YOUR INSTRUCTIONS ▸
Below is a listing to transcribe in full and exactly; keep the pictures out.

RECORDS SHOWN ▸
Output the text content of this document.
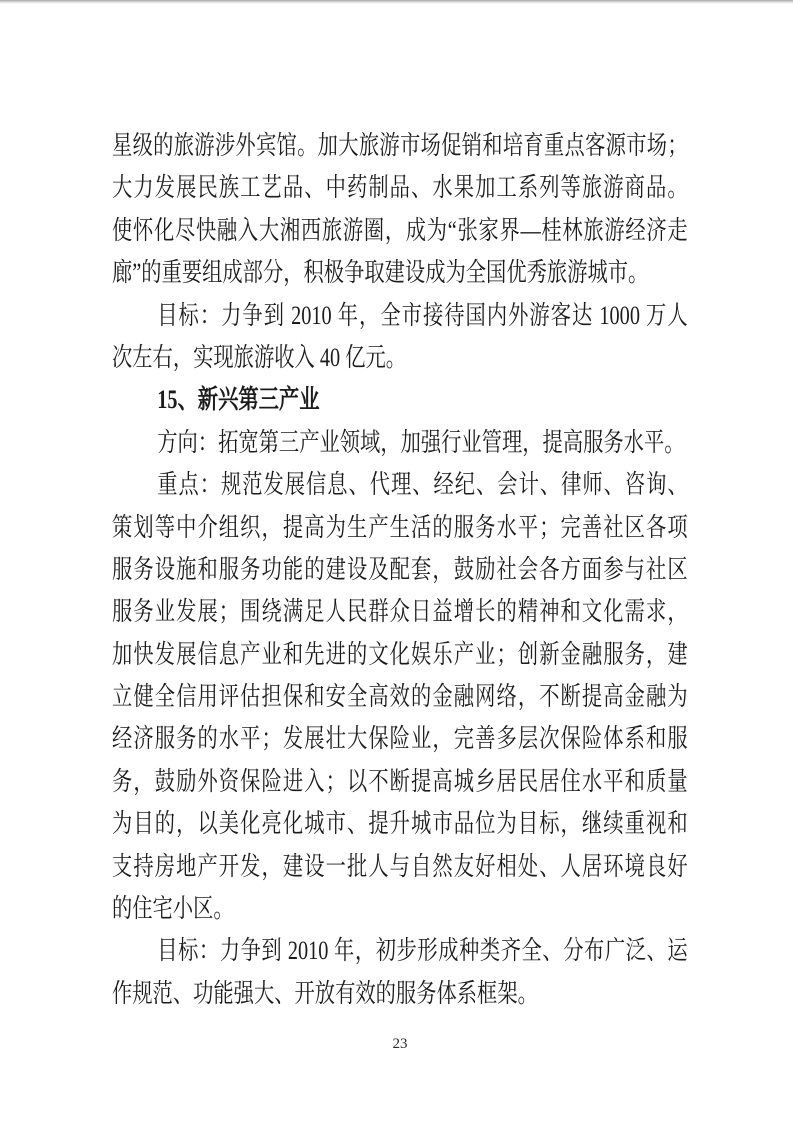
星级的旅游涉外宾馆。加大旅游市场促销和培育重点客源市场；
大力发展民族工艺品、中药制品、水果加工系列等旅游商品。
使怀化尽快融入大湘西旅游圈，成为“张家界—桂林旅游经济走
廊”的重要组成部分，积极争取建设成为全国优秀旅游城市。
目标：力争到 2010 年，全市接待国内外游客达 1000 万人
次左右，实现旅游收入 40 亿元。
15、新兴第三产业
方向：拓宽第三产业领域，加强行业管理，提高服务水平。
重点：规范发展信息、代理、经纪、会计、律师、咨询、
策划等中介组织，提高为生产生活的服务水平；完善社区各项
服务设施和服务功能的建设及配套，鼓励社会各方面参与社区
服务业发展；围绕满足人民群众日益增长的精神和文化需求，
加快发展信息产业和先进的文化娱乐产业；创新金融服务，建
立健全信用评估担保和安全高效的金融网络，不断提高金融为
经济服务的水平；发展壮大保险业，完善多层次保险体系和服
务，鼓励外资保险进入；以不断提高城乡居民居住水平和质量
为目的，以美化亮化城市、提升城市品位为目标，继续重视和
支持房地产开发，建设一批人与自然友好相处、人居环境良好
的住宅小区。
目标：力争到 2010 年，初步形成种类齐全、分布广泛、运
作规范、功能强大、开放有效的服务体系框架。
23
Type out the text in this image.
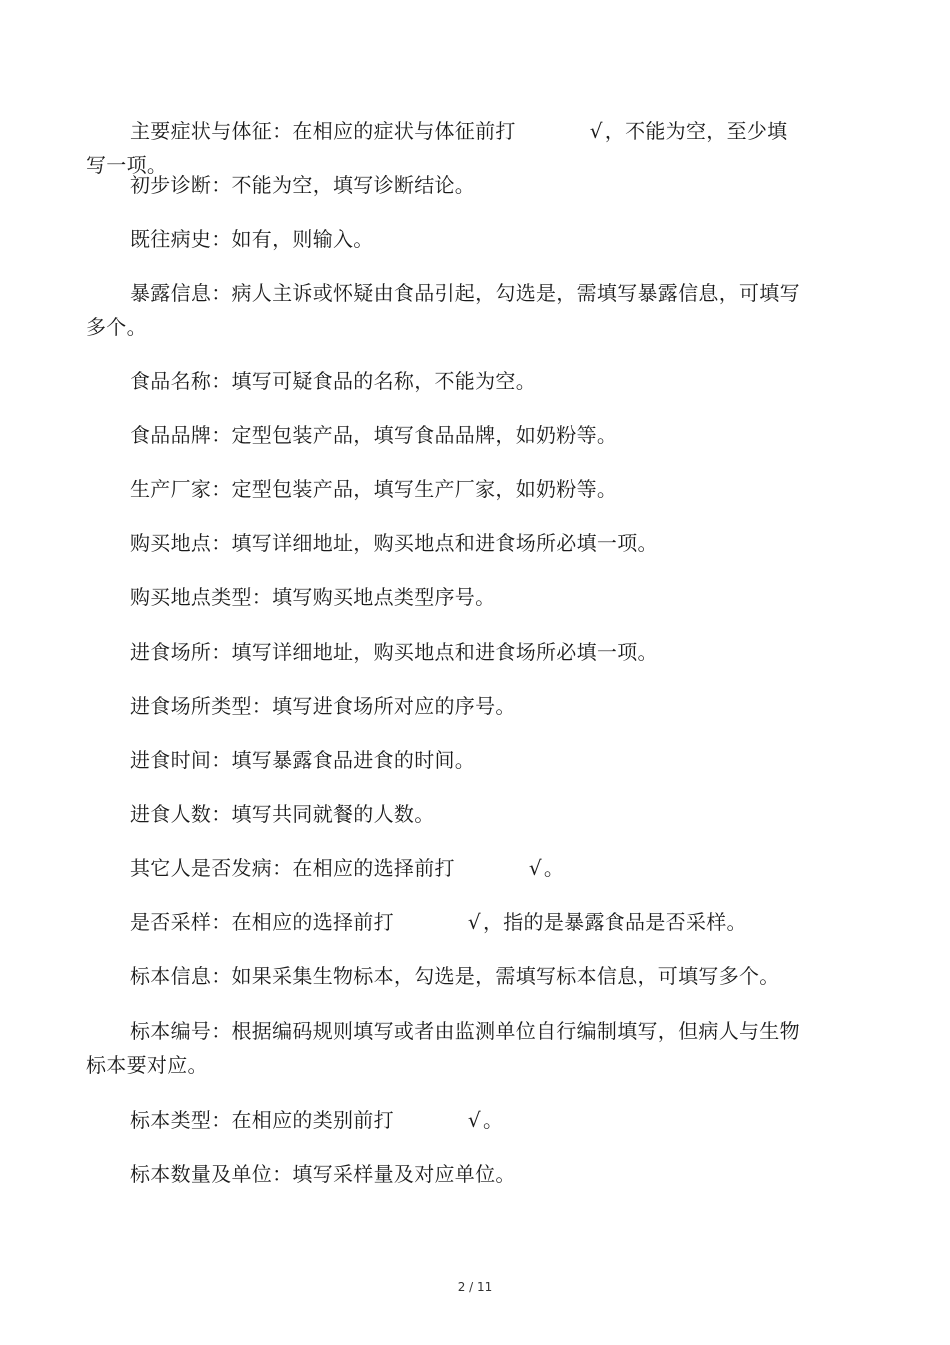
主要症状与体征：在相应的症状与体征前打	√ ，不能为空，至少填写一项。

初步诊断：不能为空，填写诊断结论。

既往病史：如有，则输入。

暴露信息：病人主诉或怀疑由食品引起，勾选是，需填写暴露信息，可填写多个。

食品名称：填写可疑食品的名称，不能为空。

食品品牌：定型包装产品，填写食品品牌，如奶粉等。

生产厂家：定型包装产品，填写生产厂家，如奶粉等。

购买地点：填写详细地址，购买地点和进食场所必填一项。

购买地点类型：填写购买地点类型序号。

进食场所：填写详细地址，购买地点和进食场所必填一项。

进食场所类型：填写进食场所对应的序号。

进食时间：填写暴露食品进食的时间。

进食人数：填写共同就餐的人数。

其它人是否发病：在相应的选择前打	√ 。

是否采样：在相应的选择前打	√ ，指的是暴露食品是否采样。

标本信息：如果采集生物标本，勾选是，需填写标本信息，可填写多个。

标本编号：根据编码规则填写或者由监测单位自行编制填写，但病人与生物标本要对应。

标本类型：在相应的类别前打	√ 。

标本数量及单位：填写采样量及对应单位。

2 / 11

COMPLETE ANSWER ▸
Output the text content of this document.
星级的旅游涉外宾馆。加大旅游市场促销和培育重点客源市场；
大力发展民族工艺品、中药制品、水果加工系列等旅游商品。
使怀化尽快融入大湘西旅游圈，成为“张家界—桂林旅游经济走
廊”的重要组成部分，积极争取建设成为全国优秀旅游城市。
目标：力争到 2010 年，全市接待国内外游客达 1000 万人
次左右，实现旅游收入 40 亿元。
15、新兴第三产业
方向：拓宽第三产业领域，加强行业管理，提高服务水平。
重点：规范发展信息、代理、经纪、会计、律师、咨询、
策划等中介组织，提高为生产生活的服务水平；完善社区各项
服务设施和服务功能的建设及配套，鼓励社会各方面参与社区
服务业发展；围绕满足人民群众日益增长的精神和文化需求，
加快发展信息产业和先进的文化娱乐产业；创新金融服务，建
立健全信用评估担保和安全高效的金融网络，不断提高金融为
经济服务的水平；发展壮大保险业，完善多层次保险体系和服
务，鼓励外资保险进入；以不断提高城乡居民居住水平和质量
为目的，以美化亮化城市、提升城市品位为目标，继续重视和
支持房地产开发，建设一批人与自然友好相处、人居环境良好
的住宅小区。
目标：力争到 2010 年，初步形成种类齐全、分布广泛、运
作规范、功能强大、开放有效的服务体系框架。
23
Type out the text in this image.
主要症状与体征：在相应的症状与体征前打	√ ，不能为空，至少填写一项。

初步诊断：不能为空，填写诊断结论。

既往病史：如有，则输入。

暴露信息：病人主诉或怀疑由食品引起，勾选是，需填写暴露信息，可填写多个。

食品名称：填写可疑食品的名称，不能为空。

食品品牌：定型包装产品，填写食品品牌，如奶粉等。

生产厂家：定型包装产品，填写生产厂家，如奶粉等。

购买地点：填写详细地址，购买地点和进食场所必填一项。

购买地点类型：填写购买地点类型序号。

进食场所：填写详细地址，购买地点和进食场所必填一项。

进食场所类型：填写进食场所对应的序号。

进食时间：填写暴露食品进食的时间。

进食人数：填写共同就餐的人数。

其它人是否发病：在相应的选择前打	√ 。

是否采样：在相应的选择前打	√ ，指的是暴露食品是否采样。

标本信息：如果采集生物标本，勾选是，需填写标本信息，可填写多个。

标本编号：根据编码规则填写或者由监测单位自行编制填写，但病人与生物标本要对应。

标本类型：在相应的类别前打	√ 。

标本数量及单位：填写采样量及对应单位。

2 / 11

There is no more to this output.